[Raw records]
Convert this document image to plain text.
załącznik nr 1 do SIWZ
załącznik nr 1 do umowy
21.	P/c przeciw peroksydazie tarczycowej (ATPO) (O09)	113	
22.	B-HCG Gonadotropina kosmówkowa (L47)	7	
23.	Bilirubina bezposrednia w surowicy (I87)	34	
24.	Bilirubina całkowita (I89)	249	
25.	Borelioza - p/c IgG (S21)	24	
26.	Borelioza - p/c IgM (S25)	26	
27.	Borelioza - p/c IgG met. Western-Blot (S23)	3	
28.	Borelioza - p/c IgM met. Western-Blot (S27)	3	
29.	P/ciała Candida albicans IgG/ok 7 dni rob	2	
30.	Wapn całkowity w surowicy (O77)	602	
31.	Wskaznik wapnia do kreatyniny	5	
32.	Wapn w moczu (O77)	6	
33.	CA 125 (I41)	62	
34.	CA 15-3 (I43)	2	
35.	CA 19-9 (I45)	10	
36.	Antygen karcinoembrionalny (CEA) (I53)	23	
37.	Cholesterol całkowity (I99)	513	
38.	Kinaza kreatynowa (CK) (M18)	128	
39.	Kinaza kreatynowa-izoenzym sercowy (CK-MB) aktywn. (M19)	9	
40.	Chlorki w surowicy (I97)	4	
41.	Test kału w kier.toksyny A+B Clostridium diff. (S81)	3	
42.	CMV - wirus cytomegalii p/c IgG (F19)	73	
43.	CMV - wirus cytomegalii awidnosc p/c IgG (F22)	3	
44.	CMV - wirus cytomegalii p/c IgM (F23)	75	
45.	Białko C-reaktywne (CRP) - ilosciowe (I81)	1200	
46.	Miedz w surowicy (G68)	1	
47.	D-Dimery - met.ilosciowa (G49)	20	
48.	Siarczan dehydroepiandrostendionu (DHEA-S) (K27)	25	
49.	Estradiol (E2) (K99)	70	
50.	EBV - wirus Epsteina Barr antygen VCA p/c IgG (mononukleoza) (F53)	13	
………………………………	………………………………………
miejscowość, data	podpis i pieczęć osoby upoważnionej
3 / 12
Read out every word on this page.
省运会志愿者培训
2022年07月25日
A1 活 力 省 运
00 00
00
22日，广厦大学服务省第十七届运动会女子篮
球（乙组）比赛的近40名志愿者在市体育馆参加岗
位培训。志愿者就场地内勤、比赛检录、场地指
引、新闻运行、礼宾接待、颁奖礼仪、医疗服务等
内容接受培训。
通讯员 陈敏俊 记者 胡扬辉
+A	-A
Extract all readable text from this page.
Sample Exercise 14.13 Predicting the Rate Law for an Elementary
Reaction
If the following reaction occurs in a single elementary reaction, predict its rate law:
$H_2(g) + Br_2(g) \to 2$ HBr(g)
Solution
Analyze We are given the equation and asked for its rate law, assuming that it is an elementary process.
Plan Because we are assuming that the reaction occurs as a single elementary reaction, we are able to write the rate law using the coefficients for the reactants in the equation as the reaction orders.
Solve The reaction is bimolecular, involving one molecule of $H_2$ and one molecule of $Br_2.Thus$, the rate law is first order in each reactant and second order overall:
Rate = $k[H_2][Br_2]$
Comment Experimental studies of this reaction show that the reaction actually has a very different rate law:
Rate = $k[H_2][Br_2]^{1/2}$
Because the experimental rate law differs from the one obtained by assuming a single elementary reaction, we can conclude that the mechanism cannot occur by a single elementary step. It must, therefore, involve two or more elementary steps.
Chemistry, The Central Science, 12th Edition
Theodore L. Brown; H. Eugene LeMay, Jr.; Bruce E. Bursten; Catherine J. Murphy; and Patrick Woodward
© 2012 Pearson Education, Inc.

- WORK REQUIRED -
All of the data above should be transcribed exactly.

- TASK OUTPUT -
Convert this document image to plain text.
załącznik nr 1 do SIWZ
załącznik nr 1 do umowy
21.	P/c przeciw peroksydazie tarczycowej (ATPO) (O09)	113	
22.	B-HCG Gonadotropina kosmówkowa (L47)	7	
23.	Bilirubina bezposrednia w surowicy (I87)	34	
24.	Bilirubina całkowita (I89)	249	
25.	Borelioza - p/c IgG (S21)	24	
26.	Borelioza - p/c IgM (S25)	26	
27.	Borelioza - p/c IgG met. Western-Blot (S23)	3	
28.	Borelioza - p/c IgM met. Western-Blot (S27)	3	
29.	P/ciała Candida albicans IgG/ok 7 dni rob	2	
30.	Wapn całkowity w surowicy (O77)	602	
31.	Wskaznik wapnia do kreatyniny	5	
32.	Wapn w moczu (O77)	6	
33.	CA 125 (I41)	62	
34.	CA 15-3 (I43)	2	
35.	CA 19-9 (I45)	10	
36.	Antygen karcinoembrionalny (CEA) (I53)	23	
37.	Cholesterol całkowity (I99)	513	
38.	Kinaza kreatynowa (CK) (M18)	128	
39.	Kinaza kreatynowa-izoenzym sercowy (CK-MB) aktywn. (M19)	9	
40.	Chlorki w surowicy (I97)	4	
41.	Test kału w kier.toksyny A+B Clostridium diff. (S81)	3	
42.	CMV - wirus cytomegalii p/c IgG (F19)	73	
43.	CMV - wirus cytomegalii awidnosc p/c IgG (F22)	3	
44.	CMV - wirus cytomegalii p/c IgM (F23)	75	
45.	Białko C-reaktywne (CRP) - ilosciowe (I81)	1200	
46.	Miedz w surowicy (G68)	1	
47.	D-Dimery - met.ilosciowa (G49)	20	
48.	Siarczan dehydroepiandrostendionu (DHEA-S) (K27)	25	
49.	Estradiol (E2) (K99)	70	
50.	EBV - wirus Epsteina Barr antygen VCA p/c IgG (mononukleoza) (F53)	13	
………………………………	………………………………………
miejscowość, data	podpis i pieczęć osoby upoważnionej
3 / 12
Read out every word on this page.
省运会志愿者培训
2022年07月25日
A1 活 力 省 运
00 00
00
22日，广厦大学服务省第十七届运动会女子篮
球（乙组）比赛的近40名志愿者在市体育馆参加岗
位培训。志愿者就场地内勤、比赛检录、场地指
引、新闻运行、礼宾接待、颁奖礼仪、医疗服务等
内容接受培训。
通讯员 陈敏俊 记者 胡扬辉
+A	-A
Extract all readable text from this page.
Sample Exercise 14.13 Predicting the Rate Law for an Elementary
Reaction
If the following reaction occurs in a single elementary reaction, predict its rate law:
$H_2(g) + Br_2(g) \to 2$ HBr(g)
Solution
Analyze We are given the equation and asked for its rate law, assuming that it is an elementary process.
Plan Because we are assuming that the reaction occurs as a single elementary reaction, we are able to write the rate law using the coefficients for the reactants in the equation as the reaction orders.
Solve The reaction is bimolecular, involving one molecule of $H_2$ and one molecule of $Br_2.Thus$, the rate law is first order in each reactant and second order overall:
Rate = $k[H_2][Br_2]$
Comment Experimental studies of this reaction show that the reaction actually has a very different rate law:
Rate = $k[H_2][Br_2]^{1/2}$
Because the experimental rate law differs from the one obtained by assuming a single elementary reaction, we can conclude that the mechanism cannot occur by a single elementary step. It must, therefore, involve two or more elementary steps.
Chemistry, The Central Science, 12th Edition
Theodore L. Brown; H. Eugene LeMay, Jr.; Bruce E. Bursten; Catherine J. Murphy; and Patrick Woodward
© 2012 Pearson Education, Inc.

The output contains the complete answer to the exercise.